• **What is required**:
Report how many lines in the records hold the string "title"; give the number and nothing else.

[Figure data in JSON]
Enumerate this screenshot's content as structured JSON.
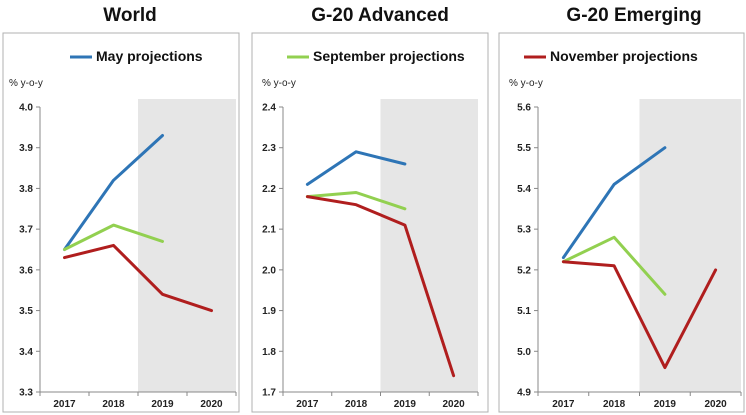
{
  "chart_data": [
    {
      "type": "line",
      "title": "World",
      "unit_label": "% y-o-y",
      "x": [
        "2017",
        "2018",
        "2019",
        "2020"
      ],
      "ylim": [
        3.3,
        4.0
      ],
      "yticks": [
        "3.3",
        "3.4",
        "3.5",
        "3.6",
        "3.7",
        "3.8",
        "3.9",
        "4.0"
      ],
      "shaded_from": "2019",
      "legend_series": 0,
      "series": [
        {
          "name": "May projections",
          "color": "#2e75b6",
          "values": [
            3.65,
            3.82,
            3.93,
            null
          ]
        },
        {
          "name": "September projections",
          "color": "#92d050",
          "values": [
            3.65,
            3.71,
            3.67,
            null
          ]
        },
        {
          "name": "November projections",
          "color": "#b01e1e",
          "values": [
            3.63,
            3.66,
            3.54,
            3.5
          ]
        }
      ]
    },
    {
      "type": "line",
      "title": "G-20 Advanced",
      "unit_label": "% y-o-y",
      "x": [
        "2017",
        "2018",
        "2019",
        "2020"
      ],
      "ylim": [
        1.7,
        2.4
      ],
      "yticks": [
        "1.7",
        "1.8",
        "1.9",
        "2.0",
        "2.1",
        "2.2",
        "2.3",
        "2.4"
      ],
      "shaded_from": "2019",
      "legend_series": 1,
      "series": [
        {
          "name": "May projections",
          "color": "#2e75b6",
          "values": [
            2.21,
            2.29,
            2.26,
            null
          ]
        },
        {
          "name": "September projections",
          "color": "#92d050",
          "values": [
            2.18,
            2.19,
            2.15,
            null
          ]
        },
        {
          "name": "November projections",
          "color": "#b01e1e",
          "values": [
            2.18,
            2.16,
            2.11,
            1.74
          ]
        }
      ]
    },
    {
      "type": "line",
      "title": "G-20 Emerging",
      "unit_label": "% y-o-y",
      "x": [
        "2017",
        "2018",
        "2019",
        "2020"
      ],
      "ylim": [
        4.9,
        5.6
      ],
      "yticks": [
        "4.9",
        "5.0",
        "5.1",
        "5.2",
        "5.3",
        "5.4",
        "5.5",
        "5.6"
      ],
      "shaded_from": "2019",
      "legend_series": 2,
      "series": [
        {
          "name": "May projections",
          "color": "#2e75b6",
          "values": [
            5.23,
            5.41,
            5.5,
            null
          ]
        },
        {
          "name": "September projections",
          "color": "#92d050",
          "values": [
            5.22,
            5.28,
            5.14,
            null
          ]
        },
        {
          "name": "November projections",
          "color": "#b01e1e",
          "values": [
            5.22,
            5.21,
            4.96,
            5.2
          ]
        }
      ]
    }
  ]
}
* * *
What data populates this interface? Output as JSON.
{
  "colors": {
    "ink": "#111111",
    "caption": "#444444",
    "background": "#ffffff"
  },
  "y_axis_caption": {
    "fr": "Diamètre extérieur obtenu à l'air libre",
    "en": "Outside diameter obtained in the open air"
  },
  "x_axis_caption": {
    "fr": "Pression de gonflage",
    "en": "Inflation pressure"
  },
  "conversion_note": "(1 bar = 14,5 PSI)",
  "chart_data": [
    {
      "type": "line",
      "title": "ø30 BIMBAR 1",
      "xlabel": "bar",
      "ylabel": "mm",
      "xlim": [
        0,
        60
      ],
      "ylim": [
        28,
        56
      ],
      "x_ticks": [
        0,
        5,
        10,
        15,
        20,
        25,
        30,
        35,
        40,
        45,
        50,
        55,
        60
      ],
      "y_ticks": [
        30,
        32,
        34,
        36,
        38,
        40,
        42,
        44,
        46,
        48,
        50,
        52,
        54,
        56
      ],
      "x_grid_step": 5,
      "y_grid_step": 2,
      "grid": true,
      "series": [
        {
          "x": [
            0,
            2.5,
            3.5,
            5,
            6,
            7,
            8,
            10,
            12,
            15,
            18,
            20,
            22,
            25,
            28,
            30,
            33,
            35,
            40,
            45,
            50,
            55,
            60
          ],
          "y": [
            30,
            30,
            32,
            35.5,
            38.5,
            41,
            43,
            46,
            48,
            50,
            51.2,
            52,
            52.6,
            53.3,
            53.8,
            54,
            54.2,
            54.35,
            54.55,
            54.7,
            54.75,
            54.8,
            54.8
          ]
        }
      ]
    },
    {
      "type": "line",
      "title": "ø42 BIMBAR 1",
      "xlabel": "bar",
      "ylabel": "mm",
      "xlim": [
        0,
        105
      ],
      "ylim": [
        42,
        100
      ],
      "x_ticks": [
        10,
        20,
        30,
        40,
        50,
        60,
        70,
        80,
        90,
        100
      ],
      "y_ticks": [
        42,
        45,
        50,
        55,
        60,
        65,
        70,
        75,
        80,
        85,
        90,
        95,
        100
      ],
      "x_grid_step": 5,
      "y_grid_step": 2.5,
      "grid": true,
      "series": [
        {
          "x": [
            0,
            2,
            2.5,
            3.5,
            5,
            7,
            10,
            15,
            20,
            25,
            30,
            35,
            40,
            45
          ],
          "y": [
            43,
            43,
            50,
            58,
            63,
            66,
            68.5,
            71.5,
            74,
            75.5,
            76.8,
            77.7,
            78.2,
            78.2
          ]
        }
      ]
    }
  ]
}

• **Reply to the exercise**:
5